Work required: Format the rows starting at the one that contains "598, 337, 622]" and ending at the one that contains "188, 604, 212]", both included, as a JSON list of strings with one string per row, omitting any blank lines.

● ● ● ● ●

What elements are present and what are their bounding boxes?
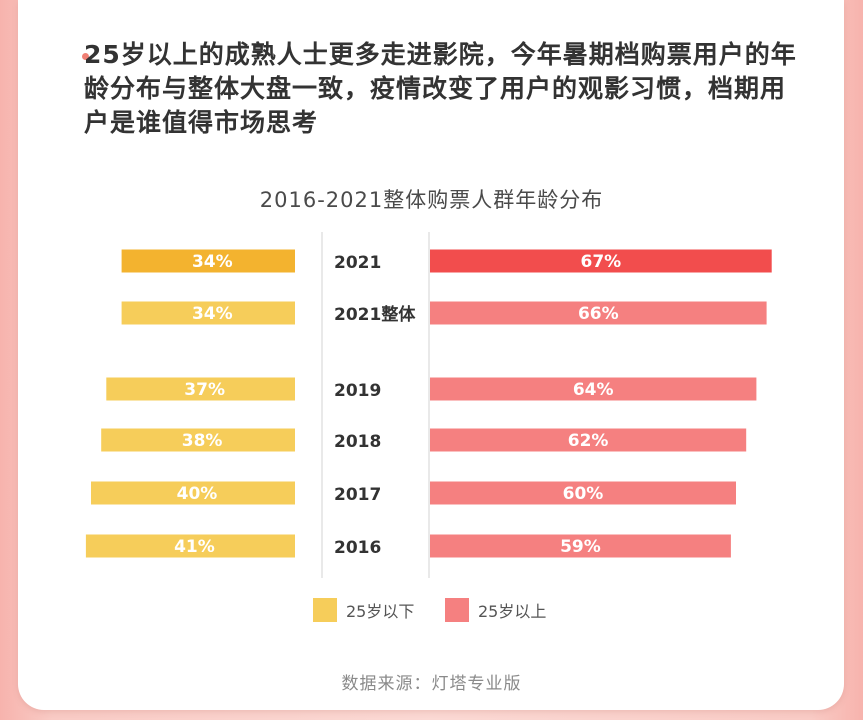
legend-swatch-under25	[313, 598, 337, 622]
bar-over25-2016	[430, 534, 731, 558]
bar-over25-2017	[430, 481, 736, 505]
category-label-2016: 2016	[334, 538, 381, 558]
value-label-over25-2021整体: 66%	[578, 304, 619, 324]
legend-swatch-over25	[445, 598, 469, 622]
data-source-note: 数据来源：灯塔专业版	[341, 674, 522, 694]
bar-under25-2016	[85, 534, 296, 558]
value-label-under25-2018: 38%	[182, 431, 223, 451]
headline-text: 25岁以上的成熟人士更多走进影院，今年暑期档购票用户的年龄分布与整体大盘一致，疫…	[84, 40, 797, 137]
bar-over25-2019	[430, 377, 757, 401]
legend-item-under25: 25岁以下	[313, 598, 414, 622]
content-card	[18, 0, 844, 710]
category-label-2019: 2019	[334, 381, 381, 401]
category-label-2021整体: 2021整体	[334, 304, 416, 325]
bar-over25-2021	[430, 249, 772, 273]
category-label-2017: 2017	[334, 485, 381, 505]
value-label-under25-2021整体: 34%	[192, 304, 233, 324]
value-label-over25-2019: 64%	[573, 380, 614, 400]
value-label-under25-2021: 34%	[192, 252, 233, 272]
value-label-over25-2018: 62%	[568, 431, 609, 451]
bar-under25-2021整体	[121, 301, 295, 325]
bar-under25-2019	[106, 377, 295, 401]
bar-over25-2018	[430, 428, 747, 452]
legend-label-over25: 25岁以上	[478, 602, 547, 621]
bar-under25-2021	[121, 249, 295, 273]
category-label-2018: 2018	[334, 432, 381, 452]
bar-under25-2018	[101, 428, 295, 452]
value-label-over25-2017: 60%	[563, 484, 604, 504]
legend-item-over25: 25岁以上	[445, 598, 546, 622]
bullet-dot-icon	[82, 53, 89, 60]
legend-label-under25: 25岁以下	[346, 602, 415, 621]
value-label-under25-2019: 37%	[184, 380, 225, 400]
bar-over25-2021整体	[430, 301, 767, 325]
value-label-over25-2021: 67%	[580, 252, 621, 272]
category-label-2021: 2021	[334, 253, 381, 273]
bar-under25-2017	[91, 481, 295, 505]
chart-title: 2016-2021整体购票人群年龄分布	[259, 188, 604, 212]
value-label-under25-2016: 41%	[174, 537, 215, 557]
value-label-over25-2016: 59%	[560, 537, 601, 557]
value-label-under25-2017: 40%	[177, 484, 218, 504]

● ● ● ● ●

Worked answer:
[
  "legend-swatch-under25\t[313, 598, 337, 622]",
  "bar-over25-2016\t[430, 534, 731, 558]",
  "bar-over25-2017\t[430, 481, 736, 505]",
  "category-label-2016: 2016\t[334, 538, 381, 558]",
  "value-label-over25-2021整体: 66%\t[578, 304, 619, 324]",
  "legend-swatch-over25\t[445, 598, 469, 622]",
  "data-source-note: 数据来源：灯塔专业版\t[341, 674, 522, 694]",
  "bar-under25-2016\t[85, 534, 296, 558]",
  "value-label-under25-2018: 38%\t[182, 431, 223, 451]",
  "headline-text: 25岁以上的成熟人士更多走进影院，今年暑期档购票用户的年龄分布与整体大盘一致，疫…\t[84, 40, 797, 137]",
  "bar-over25-2019\t[430, 377, 757, 401]",
  "legend-item-under25: 25岁以下\t[313, 598, 414, 622]",
  "content-card\t[18, 0, 844, 710]",
  "category-label-2019: 2019\t[334, 381, 381, 401]",
  "category-label-2021整体: 2021整体\t[334, 304, 416, 325]",
  "bar-over25-2021\t[430, 249, 772, 273]",
  "category-label-2017: 2017\t[334, 485, 381, 505]",
  "value-label-under25-2021整体: 34%\t[192, 304, 233, 324]",
  "value-label-over25-2019: 64%\t[573, 380, 614, 400]",
  "value-label-under25-2021: 34%\t[192, 252, 233, 272]",
  "value-label-over25-2018: 62%\t[568, 431, 609, 451]",
  "bar-under25-2021整体\t[121, 301, 295, 325]",
  "bar-under25-2019\t[106, 377, 295, 401]",
  "bar-over25-2018\t[430, 428, 747, 452]",
  "legend-label-over25: 25岁以上\t[478, 602, 547, 621]",
  "bar-under25-2021\t[121, 249, 295, 273]",
  "category-label-2018: 2018\t[334, 432, 381, 452]",
  "bar-under25-2018\t[101, 428, 295, 452]",
  "value-label-over25-2017: 60%\t[563, 484, 604, 504]",
  "legend-item-over25: 25岁以上\t[445, 598, 546, 622]",
  "bullet-dot-icon\t[82, 53, 89, 60]",
  "legend-label-under25: 25岁以下\t[346, 602, 415, 621]",
  "value-label-under25-2019: 37%\t[184, 380, 225, 400]",
  "bar-over25-2021整体\t[430, 301, 767, 325]",
  "value-label-over25-2021: 67%\t[580, 252, 621, 272]",
  "category-label-2021: 2021\t[334, 253, 381, 273]",
  "bar-under25-2017\t[91, 481, 295, 505]",
  "chart-title: 2016-2021整体购票人群年龄分布\t[259, 188, 604, 212]"
]